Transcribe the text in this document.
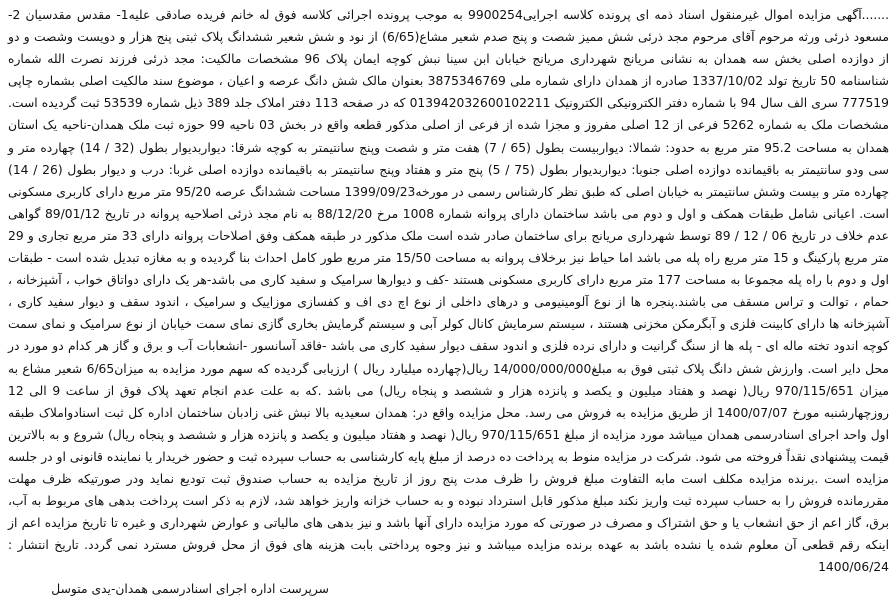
.......آگهی مزایده اموال غیرمنقول اسناد ذمه ای پرونده کلاسه اجرایی9900254 به موجب پرونده اجرائی کلاسه فوق له خانم فریده صادقی علیه1- مقدس مقدسیان 2- مسعود ذرئی ورثه مرحوم آقای مرحوم مجد ذرئی شش ممیز شصت و پنج صدم شعیر مشاع(6/65) از نود و شش شعیر ششدانگ پلاک ثبتی پنج هزار و دویست وشصت و دو از دوازده اصلی بخش سه همدان به نشانی مریانج شهرداری مریانج خیابان ابن سینا نبش کوچه ایمان پلاک 96 مشخصات مالکیت: مجد ذرئی فرزند نصرت الله شماره شناسنامه 50 تاریخ تولد 1337/10/02 صادره از همدان دارای شماره ملی 3875346769 بعنوان مالک شش دانگ عرصه و اعیان ، موضوع سند مالکیت اصلی بشماره چاپی 777519 سری الف سال 94 با شماره دفتر الکترونیکی الکترونیک 013942032600102211 که در صفحه 113 دفتر املاک جلد 389 ذیل شماره 53539 ثبت گردیده است. مشخصات ملک به شماره 5262 فرعی از 12 اصلی مفروز و مجزا شده از فرعی از اصلی مذکور قطعه واقع در بخش 03 ناحیه 99 حوزه ثبت ملک همدان-ناحیه یک استان همدان به مساحت 95.2 متر مربع به حدود: شمالا: دیواربیست بطول (65 / 7) هفت متر و شصت وپنج سانتیمتر به کوچه شرقا: دیواربدیوار بطول (32 / 14) چهارده متر و سی ودو سانتیمتر به باقیمانده دوازده اصلی جنوبا: دیواربدیوار بطول (75 / 5) پنج متر و هفتاد وپنج سانتیمتر به باقیمانده دوازده اصلی غربا: درب و دیوار بطول (26 / 14) چهارده متر و بیست وشش سانتیمتر به خیابان اصلی که طبق نظر کارشناس رسمی در مورخه1399/09/23 مساحت ششدانگ عرصه 95/20 متر مربع دارای کاربری مسکونی است. اعیانی شامل طبقات همکف و اول و دوم می باشد ساختمان دارای پروانه شماره 1008 مرخ 88/12/20 به نام مجد ذرئی اصلاحیه پروانه در تاریخ 89/01/12 گواهی عدم خلاف در تاریخ 06 / 12 / 89 توسط شهرداری مریانج برای ساختمان صادر شده است ملک مذکور در طبقه همکف وفق اصلاحات پروانه دارای 33 متر مربع تجاری و 29 متر مربع پارکینگ و 15 متر مربع راه پله می باشد اما حیاط نیز برخلاف پروانه به مساحت 15/50 متر مربع طور کامل احداث بنا گردیده و به مغازه تبدیل شده است - طبقات اول و دوم با راه پله مجموعا به مساحت 177 متر مربع دارای کاربری مسکونی هستند -کف و دیوارها سرامیک و سفید کاری می باشد-هر یک دارای دواتاق خواب ، آشپزخانه ، حمام ، توالت و تراس مسقف می باشند.پنجره ها از نوع آلومینیومی و درهای داخلی از نوع اچ دی اف و کفسازی موزاییک و سرامیک ، اندود سقف و دیوار سفید کاری ، آشپزخانه ها دارای کابینت فلزی و آبگرمکن مخزنی هستند ، سیستم سرمایش کانال کولر آبی و سیستم گرمایش بخاری گازی نمای سمت خیابان از نوع سرامیک و نمای سمت کوچه اندود تخته ماله ای - پله ها از سنگ گرانیت و دارای نرده فلزی و اندود سقف دیوار سفید کاری می باشد -فاقد آسانسور -انشعابات آب و برق و گاز هر کدام دو مورد در محل دایر است. وارزش شش دانگ پلاک ثبتی فوق به مبلغ14/000/000/000 ریال(چهارده میلیارد ریال ) ارزیابی گردیده که سهم مورد مزایده به میزان6/65 شعیر مشاع به میزان 970/115/651 ریال( نهصد و هفتاد میلیون و یکصد و پانزده هزار و ششصد و پنجاه ریال) می باشد .که به علت عدم انجام تعهد پلاک فوق از ساعت 9 الی 12 روزچهارشنبه مورخ 1400/07/07 از طریق مزایده به فروش می رسد. محل مزایده واقع در: همدان سعیدیه بالا نبش غنی زادبان ساختمان اداره کل ثبت اسنادواملاک طبقه اول واحد اجرای اسنادرسمی همدان میباشد مورد مزایده از مبلغ 970/115/651 ریال( نهصد و هفتاد میلیون و یکصد و پانزده هزار و ششصد و پنجاه ریال) شروع و به بالاترین قیمت پیشنهادی نقداً فروخته می شود. شرکت در مزایده منوط به پرداخت ده درصد از مبلغ پایه کارشناسی به حساب سپرده ثبت و حضور خریدار یا نماینده قانونی او در جلسه مزایده است .برنده مزایده مکلف است مابه التفاوت مبلغ فروش را ظرف مدت پنج روز از تاریخ مزایده به حساب صندوق ثبت تودیع نماید ودر صورتیکه ظرف مهلت مقررمانده فروش را به حساب سپرده ثبت واریز نکند مبلغ مذکور قابل استرداد نبوده و به حساب خزانه واریز خواهد شد، لازم به ذکر است پرداخت بدهی های مربوط به آب، برق، گاز اعم از حق انشعاب یا و حق اشتراک و مصرف در صورتی که مورد مزایده دارای آنها باشد و نیز بدهی های مالیاتی و عوارض شهرداری و غیره تا تاریخ مزایده اعم از اینکه رقم قطعی آن معلوم شده یا نشده باشد به عهده برنده مزایده میباشد و نیز وجوه پرداختی بابت هزینه های فوق از محل فروش مسترد نمی گردد. تاریخ انتشار : 1400/06/24

سرپرست اداره اجرای اسنادرسمی همدان-یدی متوسل
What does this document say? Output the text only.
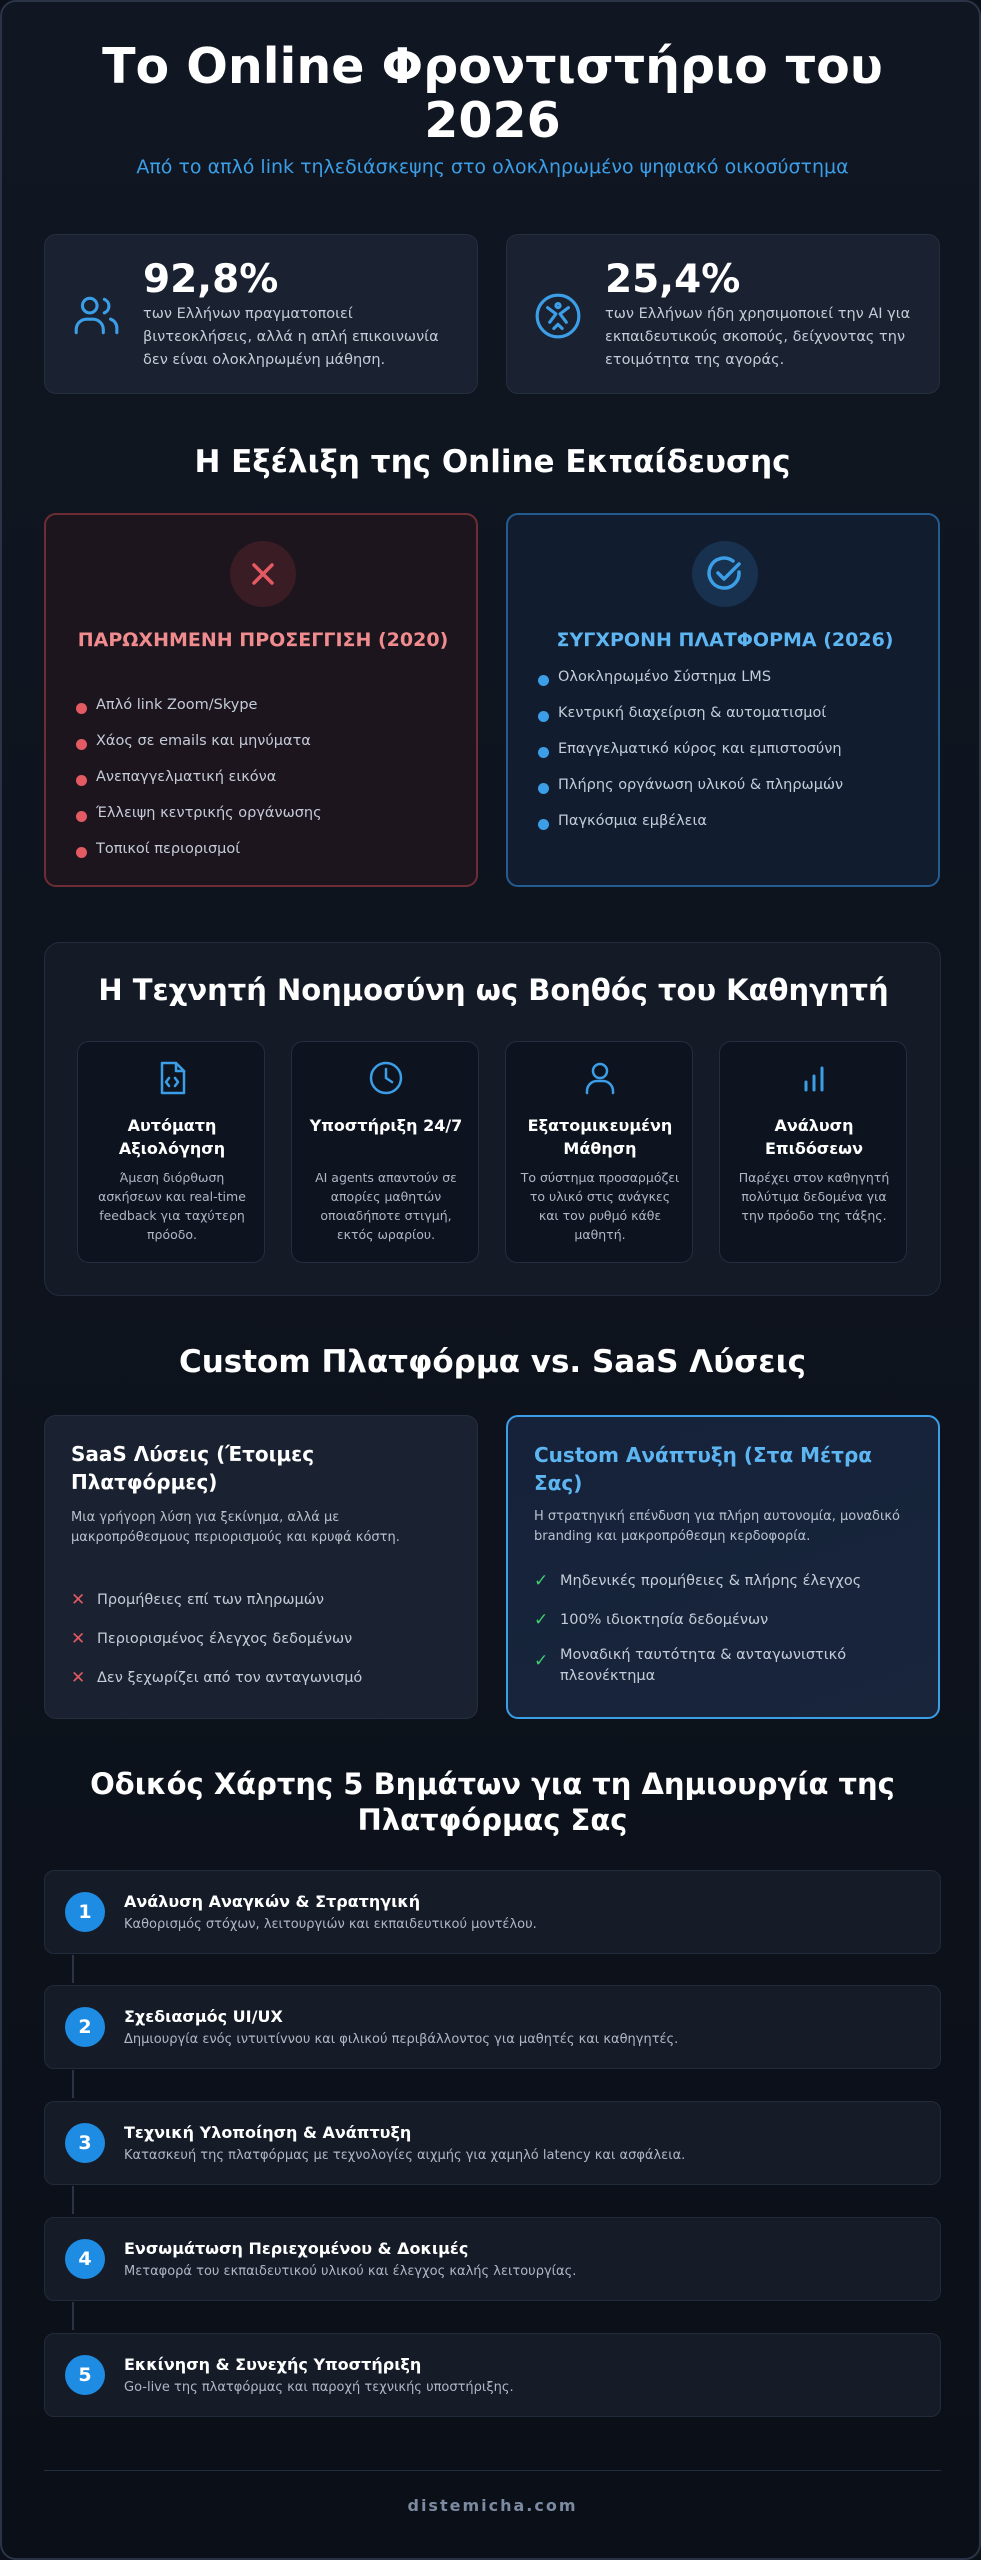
Το Online Φροντιστήριο του 2026
Από το απλό link τηλεδιάσκεψης στο ολοκληρωμένο ψηφιακό οικοσύστημα
92,8%
των Ελλήνων πραγματοποιεί βιντεοκλήσεις, αλλά η απλή επικοινωνία δεν είναι ολοκληρωμένη μάθηση.
25,4%
των Ελλήνων ήδη χρησιμοποιεί την AI για εκπαιδευτικούς σκοπούς, δείχνοντας την ετοιμότητα της αγοράς.
Η Εξέλιξη της Online Εκπαίδευσης
ΠΑΡΩΧΗΜΕΝΗ ΠΡΟΣΕΓΓΙΣΗ (2020)
Απλό link Zoom/Skype
Χάος σε emails και μηνύματα
Ανεπαγγελματική εικόνα
Έλλειψη κεντρικής οργάνωσης
Τοπικοί περιορισμοί
ΣΥΓΧΡΟΝΗ ΠΛΑΤΦΟΡΜΑ (2026)
Ολοκληρωμένο Σύστημα LMS
Κεντρική διαχείριση & αυτοματισμοί
Επαγγελματικό κύρος και εμπιστοσύνη
Πλήρης οργάνωση υλικού & πληρωμών
Παγκόσμια εμβέλεια
Η Τεχνητή Νοημοσύνη ως Βοηθός του Καθηγητή
Αυτόματη Αξιολόγηση
Άμεση διόρθωση ασκήσεων και real-time feedback για ταχύτερη πρόοδο.
Υποστήριξη 24/7
AI agents απαντούν σε απορίες μαθητών οποιαδήποτε στιγμή, εκτός ωραρίου.
Εξατομικευμένη Μάθηση
Το σύστημα προσαρμόζει το υλικό στις ανάγκες και τον ρυθμό κάθε μαθητή.
Ανάλυση Επιδόσεων
Παρέχει στον καθηγητή πολύτιμα δεδομένα για την πρόοδο της τάξης.
Custom Πλατφόρμα vs. SaaS Λύσεις
SaaS Λύσεις (Έτοιμες Πλατφόρμες)
Μια γρήγορη λύση για ξεκίνημα, αλλά με μακροπρόθεσμους περιορισμούς και κρυφά κόστη.
✕ Προμήθειες επί των πληρωμών
✕ Περιορισμένος έλεγχος δεδομένων
✕ Δεν ξεχωρίζει από τον ανταγωνισμό
Custom Ανάπτυξη (Στα Μέτρα Σας)
Η στρατηγική επένδυση για πλήρη αυτονομία, μοναδικό branding και μακροπρόθεσμη κερδοφορία.
✓ Μηδενικές προμήθειες & πλήρης έλεγχος
✓ 100% ιδιοκτησία δεδομένων
✓ Μοναδική ταυτότητα & ανταγωνιστικό πλεονέκτημα
Οδικός Χάρτης 5 Βημάτων για τη Δημιουργία της Πλατφόρμας Σας
1	Ανάλυση Αναγκών & Στρατηγική
Καθορισμός στόχων, λειτουργιών και εκπαιδευτικού μοντέλου.
2	Σχεδιασμός UI/UX
Δημιουργία ενός ιντυιτίvνου και φιλικού περιβάλλοντος για μαθητές και καθηγητές.
3	Τεχνική Υλοποίηση & Ανάπτυξη
Κατασκευή της πλατφόρμας με τεχνολογίες αιχμής για χαμηλό latency και ασφάλεια.
4	Ενσωμάτωση Περιεχομένου & Δοκιμές
Μεταφορά του εκπαιδευτικού υλικού και έλεγχος καλής λειτουργίας.
5	Εκκίνηση & Συνεχής Υποστήριξη
Go-live της πλατφόρμας και παροχή τεχνικής υποστήριξης.
distemicha.com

---

WHAT TO DO:
Lines of the material that contain the word "SaaS" are to be gathered.

COMPLETE OUTPUT:
Custom Πλατφόρμα vs. SaaS Λύσεις
SaaS Λύσεις (Έτοιμες Πλατφόρμες)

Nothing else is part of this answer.